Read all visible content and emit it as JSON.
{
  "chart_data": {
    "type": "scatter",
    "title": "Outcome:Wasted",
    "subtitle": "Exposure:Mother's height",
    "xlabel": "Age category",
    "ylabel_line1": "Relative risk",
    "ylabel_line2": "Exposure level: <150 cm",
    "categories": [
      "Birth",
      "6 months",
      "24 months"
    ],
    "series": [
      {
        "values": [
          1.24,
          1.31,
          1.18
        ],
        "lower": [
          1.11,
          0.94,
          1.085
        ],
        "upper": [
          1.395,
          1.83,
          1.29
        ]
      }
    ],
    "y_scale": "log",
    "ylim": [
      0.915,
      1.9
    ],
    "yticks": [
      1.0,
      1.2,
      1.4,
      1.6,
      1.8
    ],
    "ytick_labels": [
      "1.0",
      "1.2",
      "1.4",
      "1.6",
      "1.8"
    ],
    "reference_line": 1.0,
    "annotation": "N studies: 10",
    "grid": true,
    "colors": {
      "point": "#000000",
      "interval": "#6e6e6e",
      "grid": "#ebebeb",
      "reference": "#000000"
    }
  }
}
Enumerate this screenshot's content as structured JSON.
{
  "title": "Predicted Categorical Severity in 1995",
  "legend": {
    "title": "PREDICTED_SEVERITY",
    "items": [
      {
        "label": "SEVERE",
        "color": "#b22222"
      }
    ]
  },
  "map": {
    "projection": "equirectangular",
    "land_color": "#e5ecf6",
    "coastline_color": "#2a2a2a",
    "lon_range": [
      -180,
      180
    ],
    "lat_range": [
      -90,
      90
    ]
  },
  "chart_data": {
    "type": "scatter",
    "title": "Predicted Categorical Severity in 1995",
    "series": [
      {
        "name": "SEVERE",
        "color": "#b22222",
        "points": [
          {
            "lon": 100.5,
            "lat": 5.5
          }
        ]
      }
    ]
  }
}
┄┄┄┄┄┄┄┄┄┄┄┄┄┄┄┄┄┄┄┄
** Written instruction **
Print every line of the records exactly. Omit nothing.

** The answer **
Read all visible content and emit it as JSON.
{
  "chart_data": {
    "type": "scatter",
    "title": "Outcome:Wasted",
    "subtitle": "Exposure:Mother's height",
    "xlabel": "Age category",
    "ylabel_line1": "Relative risk",
    "ylabel_line2": "Exposure level: <150 cm",
    "categories": [
      "Birth",
      "6 months",
      "24 months"
    ],
    "series": [
      {
        "values": [
          1.24,
          1.31,
          1.18
        ],
        "lower": [
          1.11,
          0.94,
          1.085
        ],
        "upper": [
          1.395,
          1.83,
          1.29
        ]
      }
    ],
    "y_scale": "log",
    "ylim": [
      0.915,
      1.9
    ],
    "yticks": [
      1.0,
      1.2,
      1.4,
      1.6,
      1.8
    ],
    "ytick_labels": [
      "1.0",
      "1.2",
      "1.4",
      "1.6",
      "1.8"
    ],
    "reference_line": 1.0,
    "annotation": "N studies: 10",
    "grid": true,
    "colors": {
      "point": "#000000",
      "interval": "#6e6e6e",
      "grid": "#ebebeb",
      "reference": "#000000"
    }
  }
}
Enumerate this screenshot's content as structured JSON.
{
  "title": "Predicted Categorical Severity in 1995",
  "legend": {
    "title": "PREDICTED_SEVERITY",
    "items": [
      {
        "label": "SEVERE",
        "color": "#b22222"
      }
    ]
  },
  "map": {
    "projection": "equirectangular",
    "land_color": "#e5ecf6",
    "coastline_color": "#2a2a2a",
    "lon_range": [
      -180,
      180
    ],
    "lat_range": [
      -90,
      90
    ]
  },
  "chart_data": {
    "type": "scatter",
    "title": "Predicted Categorical Severity in 1995",
    "series": [
      {
        "name": "SEVERE",
        "color": "#b22222",
        "points": [
          {
            "lon": 100.5,
            "lat": 5.5
          }
        ]
      }
    ]
  }
}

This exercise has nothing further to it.